* Task statement *
Each line containing the word "ylabel" must be collected.

-- begin Material for this task --

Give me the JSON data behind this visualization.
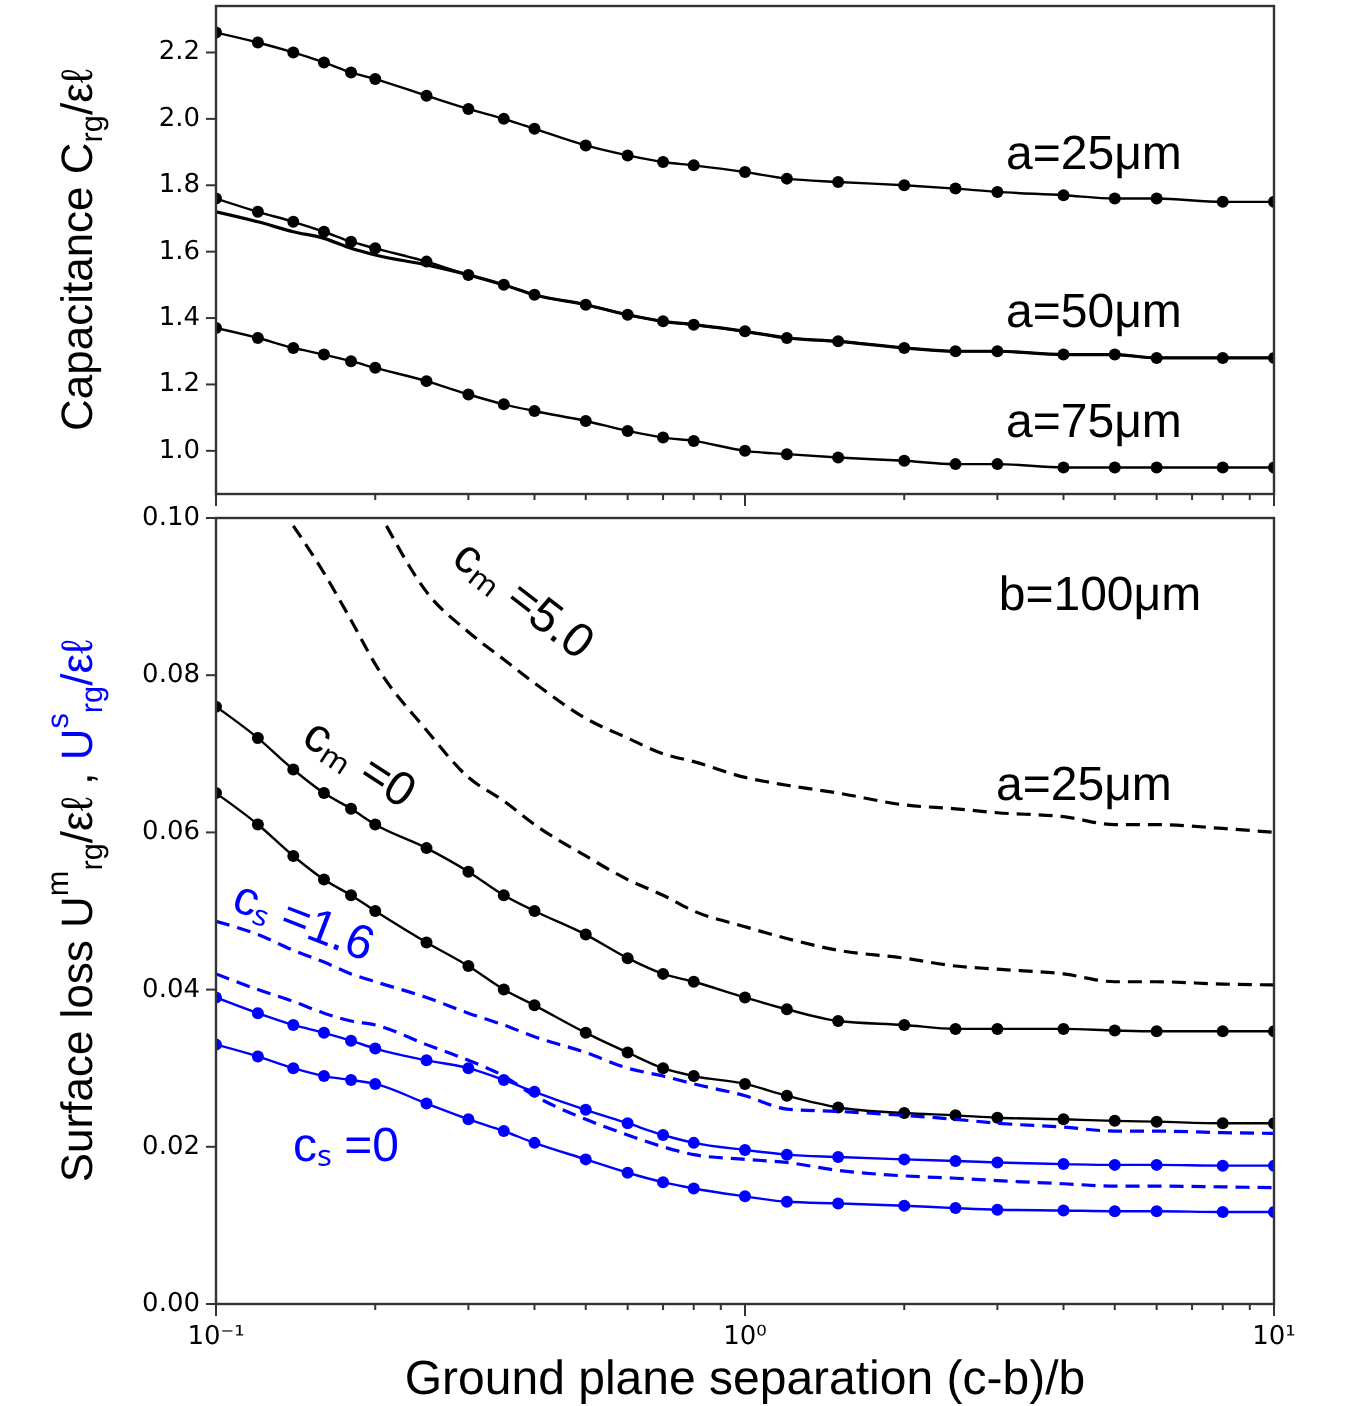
{
  "chart_data": [
    {
      "type": "line",
      "ylabel": "Capacitance  C$_{rg}$/εℓ",
      "log": "x",
      "tick_labels": "y",
      "xlim": [
        0.1,
        10
      ],
      "xticks": [
        {
          "value": 0.1,
          "label": null
        },
        {
          "value": 0.2,
          "label": null
        },
        {
          "value": 0.3,
          "label": null
        },
        {
          "value": 0.4,
          "label": null
        },
        {
          "value": 0.5,
          "label": null
        },
        {
          "value": 0.6,
          "label": null
        },
        {
          "value": 0.7,
          "label": null
        },
        {
          "value": 0.8,
          "label": null
        },
        {
          "value": 0.9,
          "label": null
        },
        {
          "value": 1,
          "label": null
        },
        {
          "value": 2,
          "label": null
        },
        {
          "value": 3,
          "label": null
        },
        {
          "value": 4,
          "label": null
        },
        {
          "value": 5,
          "label": null
        },
        {
          "value": 6,
          "label": null
        },
        {
          "value": 7,
          "label": null
        },
        {
          "value": 8,
          "label": null
        },
        {
          "value": 9,
          "label": null
        },
        {
          "value": 10,
          "label": null
        }
      ],
      "ylim": [
        0.87,
        2.34
      ],
      "yticks": [
        {
          "value": 1,
          "label": "1.0"
        },
        {
          "value": 1.2,
          "label": "1.2"
        },
        {
          "value": 1.4,
          "label": "1.4"
        },
        {
          "value": 1.6,
          "label": "1.6"
        },
        {
          "value": 1.8,
          "label": "1.8"
        },
        {
          "value": 2,
          "label": "2.0"
        },
        {
          "value": 2.2,
          "label": "2.2"
        }
      ],
      "x": [
        0.1,
        0.12,
        0.14,
        0.16,
        0.18,
        0.2,
        0.25,
        0.3,
        0.35,
        0.4,
        0.5,
        0.6,
        0.7,
        0.8,
        1,
        1.2,
        1.5,
        2,
        2.5,
        3,
        4,
        5,
        6,
        8,
        10
      ],
      "series": [
        {
          "name": "a=25μm",
          "color": "#000000",
          "marker": "circle",
          "line_style": "solid",
          "values": [
            2.26,
            2.23,
            2.2,
            2.17,
            2.14,
            2.12,
            2.07,
            2.03,
            2.0,
            1.97,
            1.92,
            1.89,
            1.87,
            1.86,
            1.84,
            1.82,
            1.81,
            1.8,
            1.79,
            1.78,
            1.77,
            1.76,
            1.76,
            1.75,
            1.75
          ]
        },
        {
          "name": "a=50μm",
          "color": "#000000",
          "marker": "circle",
          "line_style": "solid",
          "values": [
            1.76,
            1.72,
            1.69,
            1.66,
            1.63,
            1.61,
            1.57,
            1.53,
            1.5,
            1.47,
            1.44,
            1.41,
            1.39,
            1.38,
            1.36,
            1.34,
            1.33,
            1.31,
            1.3,
            1.3,
            1.29,
            1.29,
            1.28,
            1.28,
            1.28
          ]
        },
        {
          "color": "#000000",
          "marker": "none",
          "line_style": "solid",
          "values": [
            1.72,
            1.69,
            1.66,
            1.64,
            1.61,
            1.59,
            1.56,
            1.53,
            1.5,
            1.47,
            1.44,
            1.41,
            1.39,
            1.38,
            1.36,
            1.34,
            1.33,
            1.31,
            1.3,
            1.3,
            1.29,
            1.29,
            1.28,
            1.28,
            1.28
          ]
        },
        {
          "name": "a=75μm",
          "color": "#000000",
          "marker": "circle",
          "line_style": "solid",
          "values": [
            1.37,
            1.34,
            1.31,
            1.29,
            1.27,
            1.25,
            1.21,
            1.17,
            1.14,
            1.12,
            1.09,
            1.06,
            1.04,
            1.03,
            1.0,
            0.99,
            0.98,
            0.97,
            0.96,
            0.96,
            0.95,
            0.95,
            0.95,
            0.95,
            0.95
          ]
        }
      ]
    },
    {
      "type": "line",
      "xlabel": "Ground plane separation (c-b)/b",
      "ylabel": "Surface loss  U$^{m}$$_{rg}$/εℓ , U$^{s}$$_{rg}$/εℓ",
      "log": "x",
      "xlim": [
        0.1,
        10
      ],
      "xticks": [
        {
          "value": 0.1,
          "label": "10⁻¹"
        },
        {
          "value": 0.2,
          "label": null
        },
        {
          "value": 0.3,
          "label": null
        },
        {
          "value": 0.4,
          "label": null
        },
        {
          "value": 0.5,
          "label": null
        },
        {
          "value": 0.6,
          "label": null
        },
        {
          "value": 0.7,
          "label": null
        },
        {
          "value": 0.8,
          "label": null
        },
        {
          "value": 0.9,
          "label": null
        },
        {
          "value": 1,
          "label": "10⁰"
        },
        {
          "value": 2,
          "label": null
        },
        {
          "value": 3,
          "label": null
        },
        {
          "value": 4,
          "label": null
        },
        {
          "value": 5,
          "label": null
        },
        {
          "value": 6,
          "label": null
        },
        {
          "value": 7,
          "label": null
        },
        {
          "value": 8,
          "label": null
        },
        {
          "value": 9,
          "label": null
        },
        {
          "value": 10,
          "label": "10¹"
        }
      ],
      "ylim": [
        0,
        0.1
      ],
      "yticks": [
        {
          "value": 0,
          "label": "0.00"
        },
        {
          "value": 0.02,
          "label": "0.02"
        },
        {
          "value": 0.04,
          "label": "0.04"
        },
        {
          "value": 0.06,
          "label": "0.06"
        },
        {
          "value": 0.08,
          "label": "0.08"
        },
        {
          "value": 0.1,
          "label": "0.10"
        }
      ],
      "x": [
        0.1,
        0.12,
        0.14,
        0.16,
        0.18,
        0.2,
        0.25,
        0.3,
        0.35,
        0.4,
        0.5,
        0.6,
        0.7,
        0.8,
        1,
        1.2,
        1.5,
        2,
        2.5,
        3,
        4,
        5,
        6,
        8,
        10
      ],
      "series": [
        {
          "name": "cₘ =5.0",
          "color": "#000000",
          "marker": "none",
          "line_style": "dashed",
          "x": [
            0.21,
            0.25,
            0.3,
            0.35,
            0.4,
            0.5,
            0.6,
            0.7,
            0.8,
            1,
            1.2,
            1.5,
            2,
            2.5,
            3,
            4,
            5,
            6,
            8,
            10
          ],
          "values": [
            0.099,
            0.0906,
            0.0855,
            0.082,
            0.079,
            0.0745,
            0.072,
            0.07,
            0.069,
            0.067,
            0.066,
            0.065,
            0.0635,
            0.063,
            0.0625,
            0.062,
            0.061,
            0.061,
            0.0605,
            0.06
          ]
        },
        {
          "color": "#000000",
          "marker": "none",
          "line_style": "dashed",
          "x": [
            0.14,
            0.16,
            0.18,
            0.2,
            0.25,
            0.3,
            0.35,
            0.4,
            0.5,
            0.6,
            0.7,
            0.8,
            1,
            1.2,
            1.5,
            2,
            2.5,
            3,
            4,
            5,
            6,
            8,
            10
          ],
          "values": [
            0.099,
            0.093,
            0.087,
            0.0814,
            0.073,
            0.067,
            0.064,
            0.061,
            0.057,
            0.054,
            0.052,
            0.05,
            0.048,
            0.0465,
            0.045,
            0.044,
            0.043,
            0.0426,
            0.042,
            0.041,
            0.041,
            0.0407,
            0.0406
          ]
        },
        {
          "name": "cₘ =0",
          "color": "#000000",
          "marker": "circle",
          "line_style": "solid",
          "values": [
            0.076,
            0.072,
            0.068,
            0.065,
            0.063,
            0.061,
            0.058,
            0.055,
            0.052,
            0.05,
            0.047,
            0.044,
            0.042,
            0.041,
            0.039,
            0.0375,
            0.036,
            0.0355,
            0.035,
            0.035,
            0.035,
            0.0348,
            0.0347,
            0.0347,
            0.0347
          ]
        },
        {
          "color": "#000000",
          "marker": "circle",
          "line_style": "solid",
          "values": [
            0.065,
            0.061,
            0.057,
            0.054,
            0.052,
            0.05,
            0.046,
            0.043,
            0.04,
            0.038,
            0.0345,
            0.032,
            0.03,
            0.029,
            0.028,
            0.0265,
            0.025,
            0.0243,
            0.024,
            0.0237,
            0.0235,
            0.0233,
            0.0232,
            0.023,
            0.023
          ]
        },
        {
          "name": "cₛ =1.6",
          "color": "#0000ff",
          "marker": "none",
          "line_style": "dashed",
          "values": [
            0.0487,
            0.047,
            0.045,
            0.0435,
            0.042,
            0.041,
            0.039,
            0.037,
            0.0355,
            0.034,
            0.032,
            0.03,
            0.029,
            0.028,
            0.0265,
            0.0248,
            0.0245,
            0.024,
            0.0235,
            0.023,
            0.0225,
            0.022,
            0.022,
            0.0218,
            0.0217
          ]
        },
        {
          "color": "#0000ff",
          "marker": "none",
          "line_style": "dashed",
          "values": [
            0.042,
            0.04,
            0.0385,
            0.037,
            0.036,
            0.0355,
            0.033,
            0.031,
            0.029,
            0.0265,
            0.0235,
            0.0215,
            0.02,
            0.019,
            0.0184,
            0.018,
            0.017,
            0.0163,
            0.016,
            0.0157,
            0.0153,
            0.015,
            0.015,
            0.0149,
            0.0148
          ]
        },
        {
          "color": "#0000ff",
          "marker": "circle",
          "line_style": "solid",
          "values": [
            0.039,
            0.037,
            0.0355,
            0.0345,
            0.0335,
            0.0325,
            0.031,
            0.03,
            0.0285,
            0.027,
            0.0247,
            0.023,
            0.0215,
            0.0205,
            0.0196,
            0.019,
            0.0187,
            0.0184,
            0.0182,
            0.018,
            0.0178,
            0.0177,
            0.0177,
            0.0176,
            0.0176
          ]
        },
        {
          "name": "cₛ =0",
          "color": "#0000ff",
          "marker": "circle",
          "line_style": "solid",
          "values": [
            0.033,
            0.0315,
            0.03,
            0.029,
            0.0285,
            0.028,
            0.0255,
            0.0235,
            0.022,
            0.0205,
            0.0184,
            0.0167,
            0.0155,
            0.0147,
            0.0137,
            0.013,
            0.0128,
            0.0125,
            0.0122,
            0.012,
            0.0119,
            0.0118,
            0.0118,
            0.0117,
            0.0117
          ]
        }
      ],
      "annotations": [
        "b=100μm",
        "a=25μm"
      ]
    }
  ]
}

-- end Material for this task --

* Reply to the task *
      "ylabel": "Capacitance  C$_{rg}$/εℓ",
      "ylabel": "Surface loss  U$^{m}$$_{rg}$/εℓ , U$^{s}$$_{rg}$/εℓ",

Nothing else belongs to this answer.